start Materials provided
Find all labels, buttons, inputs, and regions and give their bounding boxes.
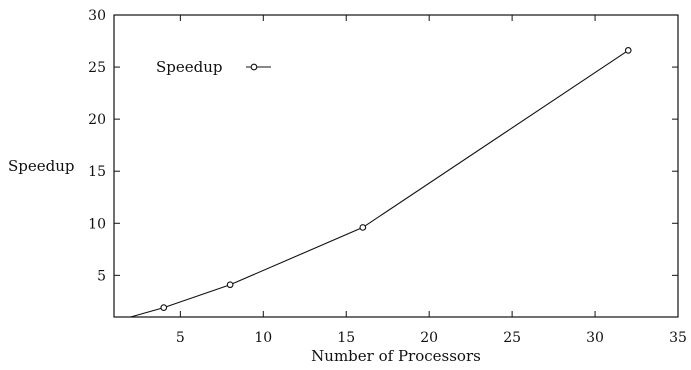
y-tick-label: 30 bbox=[88, 8, 106, 24]
y-tick-label: 20 bbox=[88, 112, 106, 128]
series-layer bbox=[130, 47, 632, 318]
series-point-speedup bbox=[624, 47, 632, 54]
series-point-speedup bbox=[359, 224, 367, 231]
x-tick-label: 10 bbox=[254, 330, 272, 346]
x-axis-ticks: 5 10 15 20 25 30 35 bbox=[176, 15, 687, 346]
y-tick-label: 25 bbox=[88, 60, 106, 76]
series-point-speedup bbox=[226, 281, 234, 289]
plot-frame bbox=[113, 14, 679, 318]
x-axis-label: Number of Processors bbox=[311, 347, 481, 365]
legend-marker-speedup bbox=[250, 63, 258, 71]
legend-label-speedup: Speedup bbox=[156, 58, 223, 76]
x-tick-label: 20 bbox=[420, 330, 438, 346]
y-tick-label: 15 bbox=[88, 164, 106, 180]
series-point-speedup bbox=[160, 304, 168, 311]
x-tick-label: 30 bbox=[586, 330, 604, 346]
y-axis-label: Speedup bbox=[8, 157, 75, 175]
y-tick-label: 5 bbox=[97, 268, 106, 284]
x-tick-label: 25 bbox=[503, 330, 521, 346]
legend: Speedup bbox=[156, 58, 271, 76]
series-line-speedup bbox=[130, 49, 629, 318]
x-tick-label: 15 bbox=[337, 330, 355, 346]
x-tick-label: 35 bbox=[669, 330, 687, 346]
x-tick-label: 5 bbox=[176, 330, 185, 346]
y-axis-ticks: 5 10 15 20 25 30 bbox=[88, 8, 678, 284]
y-tick-label: 10 bbox=[88, 216, 106, 232]
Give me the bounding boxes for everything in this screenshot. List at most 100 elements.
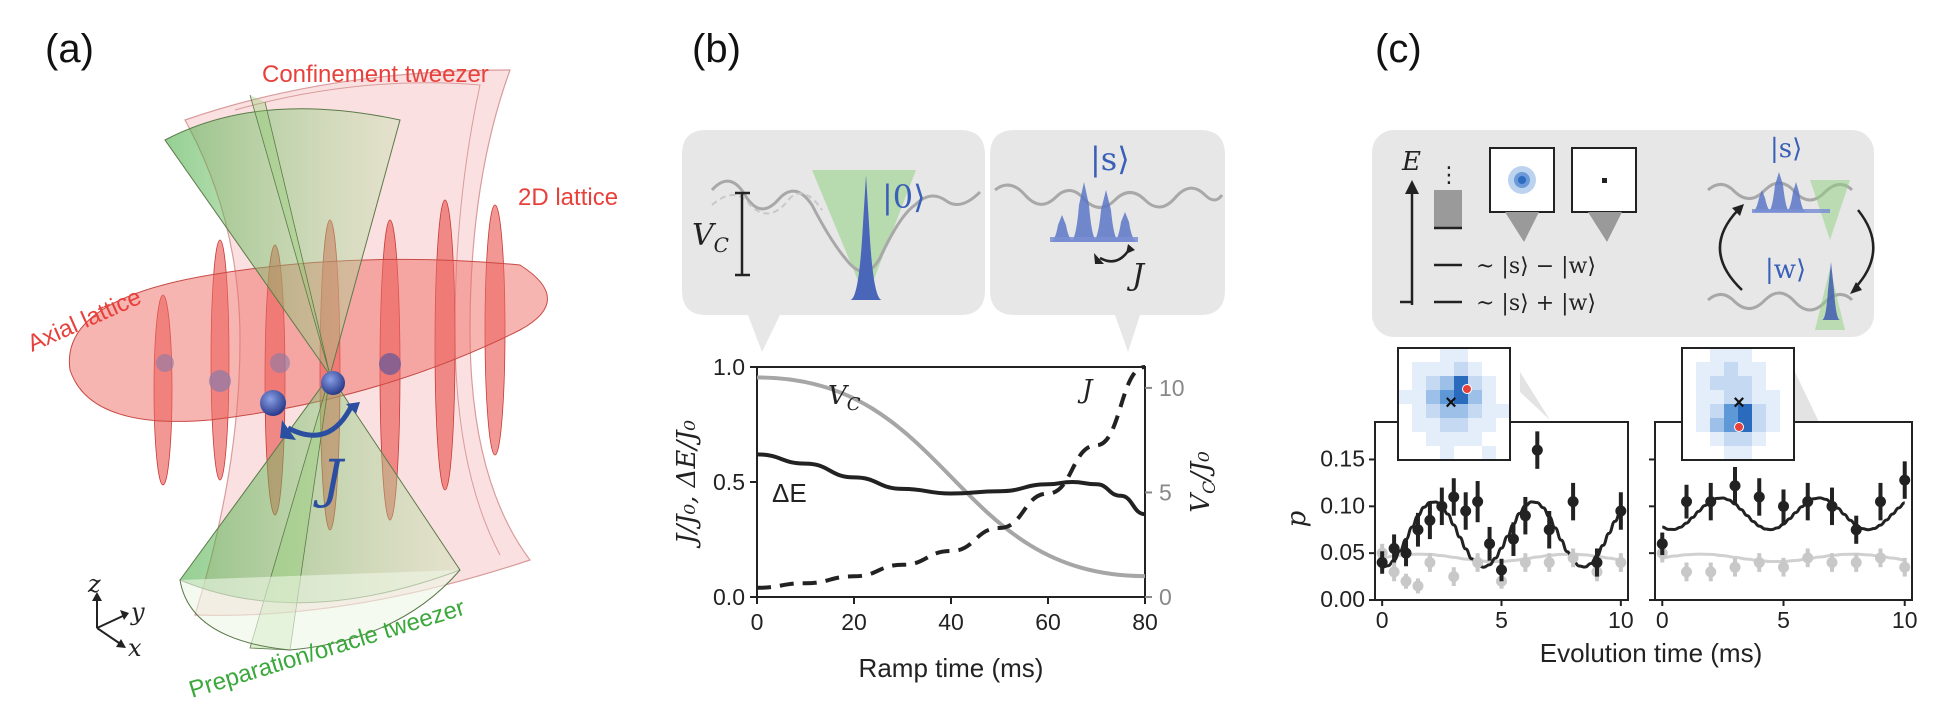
heatmap-pixel	[1426, 390, 1440, 404]
heatmap-pixel	[1738, 432, 1752, 446]
chart-c-point-gray	[1567, 552, 1579, 564]
heatmap-pixel	[1426, 362, 1440, 376]
heatmap-pixel	[1482, 404, 1496, 418]
energy-axis-label: E	[1401, 147, 1421, 177]
energy-level-antisymmetric: ~ |s⟩ − |w⟩	[1476, 254, 1596, 279]
chart-c-point-black	[1705, 496, 1717, 508]
chart-b-curve-label-vc: VC	[828, 381, 861, 415]
heatmap-pixel	[1468, 376, 1482, 390]
chart-c-point-gray	[1850, 557, 1862, 569]
confinement-tweezer-green-cone	[164, 108, 401, 377]
heatmap-pixel	[1752, 362, 1766, 376]
heatmap-pixel	[1752, 376, 1766, 390]
chart-c-point-gray	[1681, 566, 1693, 578]
chart-c-fit-black	[1382, 500, 1622, 569]
heatmap-pixel	[1696, 376, 1710, 390]
heatmap-pixel	[1454, 432, 1468, 446]
axis-y-label: y	[130, 598, 145, 626]
heatmap-pixel	[1454, 362, 1468, 376]
heatmap-pixel	[1752, 390, 1766, 404]
chart-b-ylabel: J/J₀, ΔE/J₀	[672, 419, 702, 548]
chart-c-point-black	[1448, 491, 1460, 503]
heatmap-pixel	[1696, 362, 1710, 376]
heatmap-pixel	[1440, 376, 1454, 390]
chart-c-point-gray	[1729, 561, 1741, 573]
heatmap-pixel	[1468, 418, 1482, 432]
chart-c-point-gray	[1874, 552, 1886, 564]
schematic-ket-w: |w⟩	[1765, 255, 1806, 285]
heatmap-pixel	[1426, 376, 1440, 390]
heatmap-pixel	[1752, 404, 1766, 418]
chart-c-point-black	[1567, 496, 1579, 508]
panel-label-a: (a)	[45, 27, 94, 71]
heatmap-pixel	[1710, 376, 1724, 390]
chart-b-xtick-label: 20	[841, 609, 867, 635]
heatmap-pixel	[1738, 404, 1752, 418]
energy-level-symmetric: ~ |s⟩ + |w⟩	[1476, 291, 1596, 316]
heatmap-left: ×	[1397, 347, 1511, 461]
heatmap-pixel	[1724, 376, 1738, 390]
heatmap-pixel	[1468, 362, 1482, 376]
panel-c: (c) E ⋮ ~ |s⟩ − |w⟩ ~ |s⟩ + |w⟩	[1282, 27, 1918, 668]
heatmap-pixel	[1724, 432, 1738, 446]
chart-b-series-V_C	[756, 375, 1146, 579]
chart-c-point-black	[1436, 500, 1448, 512]
heatmap-pixel	[1454, 348, 1468, 362]
chart-c-ylabel: p	[1282, 510, 1312, 527]
schematic-ket-s: |s⟩	[1770, 134, 1802, 164]
axis-z-label: z	[87, 570, 101, 598]
chart-c-point-black	[1591, 557, 1603, 569]
heatmap-pixel	[1468, 404, 1482, 418]
heatmap-pixel	[1412, 404, 1426, 418]
heatmap-pixel	[1412, 390, 1426, 404]
heatmap-pixel	[1468, 432, 1482, 446]
chart-c-point-gray	[1543, 557, 1555, 569]
heatmap-pixel	[1412, 418, 1426, 432]
chart-c-point-black	[1412, 524, 1424, 536]
heatmap-pixel	[1440, 446, 1454, 460]
heatmap-cross-marker: ×	[1445, 392, 1457, 414]
heatmap-pixel	[1482, 376, 1496, 390]
heatmap-pixel	[1710, 404, 1724, 418]
heatmap-pixel	[1724, 348, 1738, 362]
chart-c-point-black	[1753, 491, 1765, 503]
chart-b-xlabel: Ramp time (ms)	[859, 653, 1044, 683]
atoms	[156, 353, 401, 416]
heatmap-pixel	[1724, 390, 1738, 404]
heatmap-pixel	[1696, 418, 1710, 432]
chart-c-point-gray	[1519, 557, 1531, 569]
chart-c-xtick-label: 0	[1656, 607, 1669, 633]
heatmap-pixel	[1710, 390, 1724, 404]
chart-c-point-black	[1388, 542, 1400, 554]
chart-c-point-gray	[1899, 561, 1911, 573]
heatmap-pixel	[1738, 376, 1752, 390]
chart-b-ytick-label: 0.0	[713, 584, 745, 610]
heatmap-pixel	[1426, 404, 1440, 418]
inset-left-ket: |0⟩	[882, 178, 926, 216]
heatmap-pixel	[1412, 362, 1426, 376]
heatmap-cross-marker: ×	[1733, 392, 1745, 414]
heatmap-pixel	[1440, 362, 1454, 376]
chart-c-point-black	[1519, 510, 1531, 522]
heatmap-pixel	[1482, 418, 1496, 432]
heatmap-pixel	[1738, 390, 1752, 404]
chart-c-point-gray	[1400, 575, 1412, 587]
chart-c-point-black	[1400, 547, 1412, 559]
chart-c-xtick-label: 5	[1495, 607, 1508, 633]
chart-c-point-black	[1531, 444, 1543, 456]
panel-label-b: (b)	[692, 27, 741, 71]
panel-label-c: (c)	[1375, 27, 1422, 71]
chart-b-ytick-label: 0.5	[713, 469, 745, 495]
chart-c-ytick-label: 0.15	[1320, 445, 1365, 471]
heatmap-pixel	[1440, 404, 1454, 418]
heatmap-pixel	[1454, 404, 1468, 418]
coordinate-axes	[96, 597, 126, 646]
confinement-tweezer-label: Confinement tweezer	[262, 61, 489, 88]
chart-c-fit-black	[1662, 496, 1906, 532]
chart-c-xtick-label: 5	[1777, 607, 1790, 633]
chart-c-point-gray	[1705, 566, 1717, 578]
chart-c-point-gray	[1615, 557, 1627, 569]
chart-c-point-black	[1507, 533, 1519, 545]
heatmap-pixel	[1766, 404, 1780, 418]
end Materials provided
Copy the material above verbatim, line by line, from start to finish, and leave out the pictures.

Solution to the exercise:
Find all labels, buttons, inputs, and regions and give their bounding boxes.
y-tick-label: 30 bbox=[88, 8, 106, 24]
y-tick-label: 20 bbox=[88, 112, 106, 128]
series-layer bbox=[130, 47, 632, 318]
series-point-speedup bbox=[624, 47, 632, 54]
series-point-speedup bbox=[359, 224, 367, 231]
x-tick-label: 10 bbox=[254, 330, 272, 346]
x-axis-ticks: 5 10 15 20 25 30 35 bbox=[176, 15, 687, 346]
y-tick-label: 25 bbox=[88, 60, 106, 76]
series-point-speedup bbox=[226, 281, 234, 289]
plot-frame bbox=[113, 14, 679, 318]
x-axis-label: Number of Processors bbox=[311, 347, 481, 365]
legend-marker-speedup bbox=[250, 63, 258, 71]
legend-label-speedup: Speedup bbox=[156, 58, 223, 76]
x-tick-label: 20 bbox=[420, 330, 438, 346]
y-tick-label: 15 bbox=[88, 164, 106, 180]
series-point-speedup bbox=[160, 304, 168, 311]
x-tick-label: 30 bbox=[586, 330, 604, 346]
y-axis-label: Speedup bbox=[8, 157, 75, 175]
y-tick-label: 5 bbox=[97, 268, 106, 284]
x-tick-label: 25 bbox=[503, 330, 521, 346]
legend: Speedup bbox=[156, 58, 271, 76]
series-line-speedup bbox=[130, 49, 629, 318]
x-tick-label: 15 bbox=[337, 330, 355, 346]
x-tick-label: 35 bbox=[669, 330, 687, 346]
x-tick-label: 5 bbox=[176, 330, 185, 346]
y-axis-ticks: 5 10 15 20 25 30 bbox=[88, 8, 678, 284]
y-tick-label: 10 bbox=[88, 216, 106, 232]
Give me the bounding boxes for everything in this screenshot. List at most 100 elements.
heatmap-pixel	[1426, 390, 1440, 404]
heatmap-pixel	[1738, 432, 1752, 446]
chart-c-point-gray	[1567, 552, 1579, 564]
heatmap-pixel	[1426, 362, 1440, 376]
heatmap-pixel	[1482, 404, 1496, 418]
energy-axis-label: E	[1401, 147, 1421, 177]
energy-level-antisymmetric: ~ |s⟩ − |w⟩	[1476, 254, 1596, 279]
chart-c-point-black	[1705, 496, 1717, 508]
chart-b-curve-label-vc: VC	[828, 381, 861, 415]
heatmap-pixel	[1468, 376, 1482, 390]
chart-c-point-gray	[1850, 557, 1862, 569]
confinement-tweezer-green-cone	[164, 108, 401, 377]
heatmap-pixel	[1752, 362, 1766, 376]
heatmap-pixel	[1752, 376, 1766, 390]
chart-c-point-gray	[1681, 566, 1693, 578]
chart-c-fit-black	[1382, 500, 1622, 569]
heatmap-pixel	[1696, 376, 1710, 390]
heatmap-pixel	[1454, 432, 1468, 446]
axis-y-label: y	[130, 598, 145, 626]
heatmap-pixel	[1454, 362, 1468, 376]
heatmap-pixel	[1752, 390, 1766, 404]
chart-b-ylabel: J/J₀, ΔE/J₀	[672, 419, 702, 548]
chart-c-point-black	[1448, 491, 1460, 503]
heatmap-pixel	[1696, 362, 1710, 376]
heatmap-pixel	[1440, 376, 1454, 390]
chart-c-point-gray	[1729, 561, 1741, 573]
heatmap-pixel	[1468, 418, 1482, 432]
chart-c-point-gray	[1874, 552, 1886, 564]
schematic-ket-w: |w⟩	[1765, 255, 1806, 285]
heatmap-pixel	[1426, 376, 1440, 390]
heatmap-pixel	[1752, 404, 1766, 418]
chart-c-point-black	[1567, 496, 1579, 508]
panel-label-a: (a)	[45, 27, 94, 71]
heatmap-pixel	[1710, 376, 1724, 390]
chart-b-xtick-label: 20	[841, 609, 867, 635]
heatmap-pixel	[1738, 404, 1752, 418]
energy-level-symmetric: ~ |s⟩ + |w⟩	[1476, 291, 1596, 316]
heatmap-left: ×	[1397, 347, 1511, 461]
heatmap-pixel	[1724, 376, 1738, 390]
heatmap-pixel	[1468, 362, 1482, 376]
panel-c: (c) E ⋮ ~ |s⟩ − |w⟩ ~ |s⟩ + |w⟩	[1282, 27, 1918, 668]
heatmap-pixel	[1724, 432, 1738, 446]
chart-b-series-V_C	[756, 375, 1146, 579]
chart-c-point-black	[1436, 500, 1448, 512]
heatmap-pixel	[1454, 348, 1468, 362]
chart-c-ylabel: p	[1282, 510, 1312, 527]
schematic-ket-s: |s⟩	[1770, 134, 1802, 164]
axis-z-label: z	[87, 570, 101, 598]
chart-c-point-black	[1591, 557, 1603, 569]
heatmap-pixel	[1468, 404, 1482, 418]
heatmap-pixel	[1412, 404, 1426, 418]
heatmap-pixel	[1412, 390, 1426, 404]
heatmap-pixel	[1468, 432, 1482, 446]
chart-c-point-gray	[1543, 557, 1555, 569]
heatmap-pixel	[1412, 418, 1426, 432]
chart-c-point-black	[1412, 524, 1424, 536]
heatmap-pixel	[1440, 446, 1454, 460]
heatmap-cross-marker: ×	[1445, 392, 1457, 414]
heatmap-pixel	[1482, 376, 1496, 390]
heatmap-pixel	[1710, 404, 1724, 418]
heatmap-pixel	[1724, 348, 1738, 362]
chart-c-point-black	[1753, 491, 1765, 503]
chart-b-xlabel: Ramp time (ms)	[859, 653, 1044, 683]
atoms	[156, 353, 401, 416]
heatmap-pixel	[1724, 390, 1738, 404]
heatmap-pixel	[1696, 418, 1710, 432]
chart-c-point-gray	[1519, 557, 1531, 569]
chart-c-xtick-label: 0	[1656, 607, 1669, 633]
heatmap-pixel	[1710, 390, 1724, 404]
chart-c-point-black	[1388, 542, 1400, 554]
chart-c-point-gray	[1899, 561, 1911, 573]
heatmap-pixel	[1738, 376, 1752, 390]
chart-b-ytick-label: 0.0	[713, 584, 745, 610]
heatmap-pixel	[1426, 404, 1440, 418]
inset-left-ket: |0⟩	[882, 178, 926, 216]
heatmap-pixel	[1412, 362, 1426, 376]
heatmap-cross-marker: ×	[1733, 392, 1745, 414]
heatmap-pixel	[1440, 362, 1454, 376]
chart-c-point-black	[1519, 510, 1531, 522]
heatmap-pixel	[1482, 418, 1496, 432]
heatmap-pixel	[1738, 390, 1752, 404]
chart-c-point-gray	[1400, 575, 1412, 587]
chart-c-point-black	[1400, 547, 1412, 559]
chart-c-xtick-label: 5	[1495, 607, 1508, 633]
chart-c-point-black	[1531, 444, 1543, 456]
panel-label-b: (b)	[692, 27, 741, 71]
panel-label-c: (c)	[1375, 27, 1422, 71]
chart-b-ytick-label: 0.5	[713, 469, 745, 495]
chart-c-ytick-label: 0.15	[1320, 445, 1365, 471]
heatmap-pixel	[1440, 404, 1454, 418]
heatmap-pixel	[1454, 404, 1468, 418]
coordinate-axes	[96, 597, 126, 646]
confinement-tweezer-label: Confinement tweezer	[262, 61, 489, 88]
chart-c-fit-black	[1662, 496, 1906, 532]
chart-c-xtick-label: 5	[1777, 607, 1790, 633]
chart-c-point-gray	[1705, 566, 1717, 578]
chart-c-point-gray	[1615, 557, 1627, 569]
chart-c-point-black	[1507, 533, 1519, 545]
heatmap-pixel	[1766, 404, 1780, 418]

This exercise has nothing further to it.